▸ **Stated task**: Quote each record exactly, please, leaving none out.

▸ **Data supplied**:
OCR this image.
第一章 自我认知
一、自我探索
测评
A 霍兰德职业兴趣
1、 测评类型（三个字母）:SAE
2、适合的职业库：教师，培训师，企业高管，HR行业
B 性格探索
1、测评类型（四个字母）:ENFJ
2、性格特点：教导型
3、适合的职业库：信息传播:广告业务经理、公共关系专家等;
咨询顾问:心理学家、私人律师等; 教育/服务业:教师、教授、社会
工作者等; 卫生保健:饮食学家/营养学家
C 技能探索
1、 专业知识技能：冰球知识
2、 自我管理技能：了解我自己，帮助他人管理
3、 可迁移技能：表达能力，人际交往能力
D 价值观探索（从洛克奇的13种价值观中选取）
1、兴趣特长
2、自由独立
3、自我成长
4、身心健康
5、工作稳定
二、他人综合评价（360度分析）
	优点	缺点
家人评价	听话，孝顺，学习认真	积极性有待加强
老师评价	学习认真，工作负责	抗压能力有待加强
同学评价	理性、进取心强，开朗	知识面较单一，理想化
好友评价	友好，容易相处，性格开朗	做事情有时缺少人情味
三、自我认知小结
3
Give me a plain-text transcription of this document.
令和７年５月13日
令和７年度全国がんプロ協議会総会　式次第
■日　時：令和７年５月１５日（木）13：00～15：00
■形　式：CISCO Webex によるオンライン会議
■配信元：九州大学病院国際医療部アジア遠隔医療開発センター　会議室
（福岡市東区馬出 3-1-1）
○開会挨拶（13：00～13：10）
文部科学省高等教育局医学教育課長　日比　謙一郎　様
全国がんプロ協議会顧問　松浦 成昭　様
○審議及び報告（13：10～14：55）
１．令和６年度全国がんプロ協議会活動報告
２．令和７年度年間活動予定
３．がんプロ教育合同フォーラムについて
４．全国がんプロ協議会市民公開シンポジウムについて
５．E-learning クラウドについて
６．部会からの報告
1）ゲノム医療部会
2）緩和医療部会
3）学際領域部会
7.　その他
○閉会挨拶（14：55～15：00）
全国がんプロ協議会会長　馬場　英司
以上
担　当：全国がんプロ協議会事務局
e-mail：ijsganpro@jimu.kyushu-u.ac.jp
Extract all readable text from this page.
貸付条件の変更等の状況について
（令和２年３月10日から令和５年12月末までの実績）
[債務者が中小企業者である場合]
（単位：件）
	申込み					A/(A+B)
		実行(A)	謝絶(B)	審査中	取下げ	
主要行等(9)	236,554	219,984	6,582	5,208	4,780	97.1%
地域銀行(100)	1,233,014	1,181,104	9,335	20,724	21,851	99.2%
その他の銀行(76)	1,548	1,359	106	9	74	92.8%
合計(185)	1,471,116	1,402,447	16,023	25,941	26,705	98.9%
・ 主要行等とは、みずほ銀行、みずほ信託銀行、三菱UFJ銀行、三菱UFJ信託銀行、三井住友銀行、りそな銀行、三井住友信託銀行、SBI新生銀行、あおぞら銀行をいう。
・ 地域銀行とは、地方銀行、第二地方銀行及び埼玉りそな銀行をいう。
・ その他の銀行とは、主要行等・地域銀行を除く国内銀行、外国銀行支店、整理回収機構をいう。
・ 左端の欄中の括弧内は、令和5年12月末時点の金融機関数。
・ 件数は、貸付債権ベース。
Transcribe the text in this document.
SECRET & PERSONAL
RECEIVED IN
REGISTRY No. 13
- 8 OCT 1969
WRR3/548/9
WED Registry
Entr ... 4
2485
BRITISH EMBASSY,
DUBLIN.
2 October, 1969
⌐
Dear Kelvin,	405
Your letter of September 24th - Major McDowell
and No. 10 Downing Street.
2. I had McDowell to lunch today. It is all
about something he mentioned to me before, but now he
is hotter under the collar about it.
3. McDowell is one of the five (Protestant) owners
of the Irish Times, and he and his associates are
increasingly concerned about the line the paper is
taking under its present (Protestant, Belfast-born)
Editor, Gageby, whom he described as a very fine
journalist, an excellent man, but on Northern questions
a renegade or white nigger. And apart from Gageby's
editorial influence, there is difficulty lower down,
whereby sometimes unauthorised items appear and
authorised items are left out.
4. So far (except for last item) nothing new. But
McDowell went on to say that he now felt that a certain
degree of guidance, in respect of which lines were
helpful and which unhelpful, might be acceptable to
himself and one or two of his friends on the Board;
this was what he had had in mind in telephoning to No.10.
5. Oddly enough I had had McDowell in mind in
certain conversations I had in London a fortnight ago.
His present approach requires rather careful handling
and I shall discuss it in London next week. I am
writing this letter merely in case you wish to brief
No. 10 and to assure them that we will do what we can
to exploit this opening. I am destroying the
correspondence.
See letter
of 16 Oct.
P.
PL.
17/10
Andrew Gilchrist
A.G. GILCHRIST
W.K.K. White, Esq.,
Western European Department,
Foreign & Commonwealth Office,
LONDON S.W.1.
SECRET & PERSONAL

▸ **Answer for the task**:
OCR this image.
第一章 自我认知
一、自我探索
测评
A 霍兰德职业兴趣
1、 测评类型（三个字母）:SAE
2、适合的职业库：教师，培训师，企业高管，HR行业
B 性格探索
1、测评类型（四个字母）:ENFJ
2、性格特点：教导型
3、适合的职业库：信息传播:广告业务经理、公共关系专家等;
咨询顾问:心理学家、私人律师等; 教育/服务业:教师、教授、社会
工作者等; 卫生保健:饮食学家/营养学家
C 技能探索
1、 专业知识技能：冰球知识
2、 自我管理技能：了解我自己，帮助他人管理
3、 可迁移技能：表达能力，人际交往能力
D 价值观探索（从洛克奇的13种价值观中选取）
1、兴趣特长
2、自由独立
3、自我成长
4、身心健康
5、工作稳定
二、他人综合评价（360度分析）
	优点	缺点
家人评价	听话，孝顺，学习认真	积极性有待加强
老师评价	学习认真，工作负责	抗压能力有待加强
同学评价	理性、进取心强，开朗	知识面较单一，理想化
好友评价	友好，容易相处，性格开朗	做事情有时缺少人情味
三、自我认知小结
3
Give me a plain-text transcription of this document.
令和７年５月13日
令和７年度全国がんプロ協議会総会　式次第
■日　時：令和７年５月１５日（木）13：00～15：00
■形　式：CISCO Webex によるオンライン会議
■配信元：九州大学病院国際医療部アジア遠隔医療開発センター　会議室
（福岡市東区馬出 3-1-1）
○開会挨拶（13：00～13：10）
文部科学省高等教育局医学教育課長　日比　謙一郎　様
全国がんプロ協議会顧問　松浦 成昭　様
○審議及び報告（13：10～14：55）
１．令和６年度全国がんプロ協議会活動報告
２．令和７年度年間活動予定
３．がんプロ教育合同フォーラムについて
４．全国がんプロ協議会市民公開シンポジウムについて
５．E-learning クラウドについて
６．部会からの報告
1）ゲノム医療部会
2）緩和医療部会
3）学際領域部会
7.　その他
○閉会挨拶（14：55～15：00）
全国がんプロ協議会会長　馬場　英司
以上
担　当：全国がんプロ協議会事務局
e-mail：ijsganpro@jimu.kyushu-u.ac.jp
Extract all readable text from this page.
貸付条件の変更等の状況について
（令和２年３月10日から令和５年12月末までの実績）
[債務者が中小企業者である場合]
（単位：件）
	申込み					A/(A+B)
		実行(A)	謝絶(B)	審査中	取下げ	
主要行等(9)	236,554	219,984	6,582	5,208	4,780	97.1%
地域銀行(100)	1,233,014	1,181,104	9,335	20,724	21,851	99.2%
その他の銀行(76)	1,548	1,359	106	9	74	92.8%
合計(185)	1,471,116	1,402,447	16,023	25,941	26,705	98.9%
・ 主要行等とは、みずほ銀行、みずほ信託銀行、三菱UFJ銀行、三菱UFJ信託銀行、三井住友銀行、りそな銀行、三井住友信託銀行、SBI新生銀行、あおぞら銀行をいう。
・ 地域銀行とは、地方銀行、第二地方銀行及び埼玉りそな銀行をいう。
・ その他の銀行とは、主要行等・地域銀行を除く国内銀行、外国銀行支店、整理回収機構をいう。
・ 左端の欄中の括弧内は、令和5年12月末時点の金融機関数。
・ 件数は、貸付債権ベース。
Transcribe the text in this document.
SECRET & PERSONAL
RECEIVED IN
REGISTRY No. 13
- 8 OCT 1969
WRR3/548/9
WED Registry
Entr ... 4
2485
BRITISH EMBASSY,
DUBLIN.
2 October, 1969
⌐
Dear Kelvin,	405
Your letter of September 24th - Major McDowell
and No. 10 Downing Street.
2. I had McDowell to lunch today. It is all
about something he mentioned to me before, but now he
is hotter under the collar about it.
3. McDowell is one of the five (Protestant) owners
of the Irish Times, and he and his associates are
increasingly concerned about the line the paper is
taking under its present (Protestant, Belfast-born)
Editor, Gageby, whom he described as a very fine
journalist, an excellent man, but on Northern questions
a renegade or white nigger. And apart from Gageby's
editorial influence, there is difficulty lower down,
whereby sometimes unauthorised items appear and
authorised items are left out.
4. So far (except for last item) nothing new. But
McDowell went on to say that he now felt that a certain
degree of guidance, in respect of which lines were
helpful and which unhelpful, might be acceptable to
himself and one or two of his friends on the Board;
this was what he had had in mind in telephoning to No.10.
5. Oddly enough I had had McDowell in mind in
certain conversations I had in London a fortnight ago.
His present approach requires rather careful handling
and I shall discuss it in London next week. I am
writing this letter merely in case you wish to brief
No. 10 and to assure them that we will do what we can
to exploit this opening. I am destroying the
correspondence.
See letter
of 16 Oct.
P.
PL.
17/10
Andrew Gilchrist
A.G. GILCHRIST
W.K.K. White, Esq.,
Western European Department,
Foreign & Commonwealth Office,
LONDON S.W.1.
SECRET & PERSONAL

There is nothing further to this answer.